- [INSTRUCTIONS FOR THE TASK]: Go through the listing and pick out each line with the word "start" in it.

- [INPUT MATERIAL]:
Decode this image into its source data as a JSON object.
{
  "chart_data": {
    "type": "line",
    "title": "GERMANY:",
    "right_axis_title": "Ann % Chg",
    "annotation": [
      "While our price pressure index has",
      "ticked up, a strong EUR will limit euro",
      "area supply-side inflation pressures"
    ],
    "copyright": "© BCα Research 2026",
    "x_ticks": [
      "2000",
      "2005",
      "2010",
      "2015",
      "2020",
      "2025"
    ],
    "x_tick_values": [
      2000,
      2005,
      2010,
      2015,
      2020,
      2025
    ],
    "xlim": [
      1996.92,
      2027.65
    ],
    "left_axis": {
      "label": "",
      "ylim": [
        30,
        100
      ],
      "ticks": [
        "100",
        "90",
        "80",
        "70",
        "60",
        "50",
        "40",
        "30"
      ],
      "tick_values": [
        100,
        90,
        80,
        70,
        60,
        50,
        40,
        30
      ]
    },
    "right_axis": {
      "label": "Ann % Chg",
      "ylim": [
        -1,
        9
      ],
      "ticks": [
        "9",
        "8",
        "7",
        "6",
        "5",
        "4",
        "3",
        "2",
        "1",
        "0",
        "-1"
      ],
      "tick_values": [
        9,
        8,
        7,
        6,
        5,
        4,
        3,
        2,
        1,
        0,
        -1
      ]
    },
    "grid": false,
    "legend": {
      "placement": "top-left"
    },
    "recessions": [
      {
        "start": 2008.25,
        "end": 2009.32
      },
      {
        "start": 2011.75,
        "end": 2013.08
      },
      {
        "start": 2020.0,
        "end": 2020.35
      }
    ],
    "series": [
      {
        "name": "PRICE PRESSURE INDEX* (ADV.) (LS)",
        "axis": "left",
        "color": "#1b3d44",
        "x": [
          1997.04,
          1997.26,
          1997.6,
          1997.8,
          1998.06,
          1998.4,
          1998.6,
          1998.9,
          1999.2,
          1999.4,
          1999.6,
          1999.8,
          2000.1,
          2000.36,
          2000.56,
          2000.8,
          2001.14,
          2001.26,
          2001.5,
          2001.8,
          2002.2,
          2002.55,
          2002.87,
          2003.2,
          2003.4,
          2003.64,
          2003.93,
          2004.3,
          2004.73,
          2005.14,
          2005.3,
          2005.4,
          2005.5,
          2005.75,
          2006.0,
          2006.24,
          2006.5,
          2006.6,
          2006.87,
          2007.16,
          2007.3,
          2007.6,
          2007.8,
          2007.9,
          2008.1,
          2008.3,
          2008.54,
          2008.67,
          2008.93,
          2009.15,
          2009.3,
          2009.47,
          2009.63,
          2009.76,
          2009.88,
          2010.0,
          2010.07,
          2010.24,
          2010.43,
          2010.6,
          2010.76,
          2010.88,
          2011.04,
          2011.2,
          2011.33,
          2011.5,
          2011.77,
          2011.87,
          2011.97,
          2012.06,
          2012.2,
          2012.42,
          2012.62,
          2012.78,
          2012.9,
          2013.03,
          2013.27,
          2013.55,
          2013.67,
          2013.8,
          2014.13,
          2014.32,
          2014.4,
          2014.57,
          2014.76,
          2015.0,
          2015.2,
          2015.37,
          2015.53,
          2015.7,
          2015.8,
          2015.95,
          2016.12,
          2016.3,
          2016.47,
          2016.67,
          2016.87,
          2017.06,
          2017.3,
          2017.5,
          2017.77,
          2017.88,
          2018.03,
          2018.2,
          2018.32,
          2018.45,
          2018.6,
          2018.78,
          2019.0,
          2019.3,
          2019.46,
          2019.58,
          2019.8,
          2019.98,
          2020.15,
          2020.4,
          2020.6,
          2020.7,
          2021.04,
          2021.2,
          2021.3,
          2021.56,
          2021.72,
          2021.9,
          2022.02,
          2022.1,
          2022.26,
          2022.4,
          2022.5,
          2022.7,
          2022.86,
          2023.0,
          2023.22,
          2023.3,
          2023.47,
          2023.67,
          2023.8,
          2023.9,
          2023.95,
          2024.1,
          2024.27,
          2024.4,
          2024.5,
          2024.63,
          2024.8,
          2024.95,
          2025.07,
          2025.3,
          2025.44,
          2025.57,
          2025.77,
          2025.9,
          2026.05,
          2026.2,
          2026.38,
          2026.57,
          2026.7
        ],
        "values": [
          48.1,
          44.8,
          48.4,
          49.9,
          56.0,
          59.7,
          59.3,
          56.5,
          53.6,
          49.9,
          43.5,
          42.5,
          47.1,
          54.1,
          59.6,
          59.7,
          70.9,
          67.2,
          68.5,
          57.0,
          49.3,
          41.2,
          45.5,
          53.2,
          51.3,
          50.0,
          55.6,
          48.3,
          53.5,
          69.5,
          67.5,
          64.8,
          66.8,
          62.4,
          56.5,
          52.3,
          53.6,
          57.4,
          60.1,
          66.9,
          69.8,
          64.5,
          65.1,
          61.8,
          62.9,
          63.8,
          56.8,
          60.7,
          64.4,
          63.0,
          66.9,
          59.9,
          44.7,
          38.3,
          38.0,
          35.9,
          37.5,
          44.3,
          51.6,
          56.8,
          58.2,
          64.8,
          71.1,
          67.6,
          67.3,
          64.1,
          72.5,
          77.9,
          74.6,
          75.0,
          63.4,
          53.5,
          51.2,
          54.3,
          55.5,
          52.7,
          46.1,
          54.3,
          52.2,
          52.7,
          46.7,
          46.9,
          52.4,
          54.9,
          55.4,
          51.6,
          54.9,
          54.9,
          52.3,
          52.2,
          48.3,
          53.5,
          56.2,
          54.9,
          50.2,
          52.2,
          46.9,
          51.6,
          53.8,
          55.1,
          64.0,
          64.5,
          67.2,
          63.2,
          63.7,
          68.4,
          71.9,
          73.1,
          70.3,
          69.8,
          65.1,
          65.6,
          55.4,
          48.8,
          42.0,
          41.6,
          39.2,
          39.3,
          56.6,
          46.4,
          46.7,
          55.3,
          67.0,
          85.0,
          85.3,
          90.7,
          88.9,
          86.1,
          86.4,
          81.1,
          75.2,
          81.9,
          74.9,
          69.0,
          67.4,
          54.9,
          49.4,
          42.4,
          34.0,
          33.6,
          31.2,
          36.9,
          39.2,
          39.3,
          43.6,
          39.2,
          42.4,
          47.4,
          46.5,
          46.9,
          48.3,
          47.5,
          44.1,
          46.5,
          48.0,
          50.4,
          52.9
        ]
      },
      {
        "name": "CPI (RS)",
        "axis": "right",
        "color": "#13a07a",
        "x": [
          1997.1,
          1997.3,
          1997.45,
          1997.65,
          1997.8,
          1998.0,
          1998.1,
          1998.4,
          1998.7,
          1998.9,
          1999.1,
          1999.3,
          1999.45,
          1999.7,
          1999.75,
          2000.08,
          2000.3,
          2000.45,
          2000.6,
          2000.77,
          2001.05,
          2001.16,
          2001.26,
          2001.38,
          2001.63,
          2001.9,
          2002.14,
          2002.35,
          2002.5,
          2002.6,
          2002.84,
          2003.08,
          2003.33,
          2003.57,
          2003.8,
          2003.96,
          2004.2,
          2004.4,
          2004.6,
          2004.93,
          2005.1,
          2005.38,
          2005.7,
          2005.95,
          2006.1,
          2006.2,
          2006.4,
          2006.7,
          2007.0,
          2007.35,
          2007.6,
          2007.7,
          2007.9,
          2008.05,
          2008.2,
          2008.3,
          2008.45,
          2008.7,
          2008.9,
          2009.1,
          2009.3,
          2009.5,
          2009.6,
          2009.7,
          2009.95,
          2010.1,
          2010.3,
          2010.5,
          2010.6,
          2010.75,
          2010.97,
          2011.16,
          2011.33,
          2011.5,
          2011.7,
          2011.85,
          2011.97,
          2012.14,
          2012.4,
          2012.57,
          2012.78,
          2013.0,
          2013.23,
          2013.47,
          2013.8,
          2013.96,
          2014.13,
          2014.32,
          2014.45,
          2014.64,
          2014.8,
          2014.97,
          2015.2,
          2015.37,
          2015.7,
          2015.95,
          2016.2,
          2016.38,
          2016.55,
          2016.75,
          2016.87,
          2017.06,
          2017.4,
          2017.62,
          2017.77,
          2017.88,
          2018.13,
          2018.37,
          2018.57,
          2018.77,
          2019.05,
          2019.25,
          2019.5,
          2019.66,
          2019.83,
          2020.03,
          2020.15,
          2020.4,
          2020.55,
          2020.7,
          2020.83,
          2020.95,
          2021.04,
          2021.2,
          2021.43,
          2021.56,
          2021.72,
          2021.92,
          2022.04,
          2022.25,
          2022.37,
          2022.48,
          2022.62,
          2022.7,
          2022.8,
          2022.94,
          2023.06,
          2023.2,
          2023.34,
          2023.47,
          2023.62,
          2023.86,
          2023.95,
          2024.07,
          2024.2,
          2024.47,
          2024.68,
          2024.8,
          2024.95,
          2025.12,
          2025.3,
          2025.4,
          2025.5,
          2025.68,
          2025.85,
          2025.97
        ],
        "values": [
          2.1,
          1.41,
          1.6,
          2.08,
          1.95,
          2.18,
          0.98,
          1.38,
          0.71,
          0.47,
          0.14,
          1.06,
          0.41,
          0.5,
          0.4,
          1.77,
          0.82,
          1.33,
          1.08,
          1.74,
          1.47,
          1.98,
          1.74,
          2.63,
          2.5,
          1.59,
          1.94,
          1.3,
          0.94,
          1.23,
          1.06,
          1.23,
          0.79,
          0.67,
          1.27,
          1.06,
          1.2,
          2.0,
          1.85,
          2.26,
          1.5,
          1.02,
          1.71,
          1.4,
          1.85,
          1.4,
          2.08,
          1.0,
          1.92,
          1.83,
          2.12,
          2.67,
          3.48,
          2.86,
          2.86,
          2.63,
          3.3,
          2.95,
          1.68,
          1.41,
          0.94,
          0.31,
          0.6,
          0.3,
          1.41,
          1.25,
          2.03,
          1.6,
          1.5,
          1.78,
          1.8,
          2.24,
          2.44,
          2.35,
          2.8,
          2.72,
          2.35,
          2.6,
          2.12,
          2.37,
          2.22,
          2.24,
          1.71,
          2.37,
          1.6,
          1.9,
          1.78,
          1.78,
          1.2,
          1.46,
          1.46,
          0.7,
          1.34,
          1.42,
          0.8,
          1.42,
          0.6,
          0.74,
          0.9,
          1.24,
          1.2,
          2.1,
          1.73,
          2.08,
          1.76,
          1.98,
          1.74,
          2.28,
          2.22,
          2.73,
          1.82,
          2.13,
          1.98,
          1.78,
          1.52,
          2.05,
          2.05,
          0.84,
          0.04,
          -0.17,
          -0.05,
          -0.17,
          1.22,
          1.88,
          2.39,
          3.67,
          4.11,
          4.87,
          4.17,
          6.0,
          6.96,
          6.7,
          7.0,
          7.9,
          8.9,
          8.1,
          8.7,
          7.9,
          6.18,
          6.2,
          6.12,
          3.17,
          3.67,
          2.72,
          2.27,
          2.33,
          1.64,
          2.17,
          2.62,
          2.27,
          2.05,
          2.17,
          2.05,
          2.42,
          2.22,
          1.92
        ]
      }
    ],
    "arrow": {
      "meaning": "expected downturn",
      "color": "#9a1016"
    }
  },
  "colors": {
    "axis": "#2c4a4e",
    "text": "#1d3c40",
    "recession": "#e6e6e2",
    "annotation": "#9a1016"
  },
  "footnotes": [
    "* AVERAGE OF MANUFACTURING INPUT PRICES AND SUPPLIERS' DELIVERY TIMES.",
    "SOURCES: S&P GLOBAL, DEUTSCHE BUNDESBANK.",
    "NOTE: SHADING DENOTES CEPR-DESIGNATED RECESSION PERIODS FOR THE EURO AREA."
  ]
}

- [SOLUTION TO THE EXERCISE]:
        "start": 2008.25,
        "start": 2011.75,
        "start": 2020.0,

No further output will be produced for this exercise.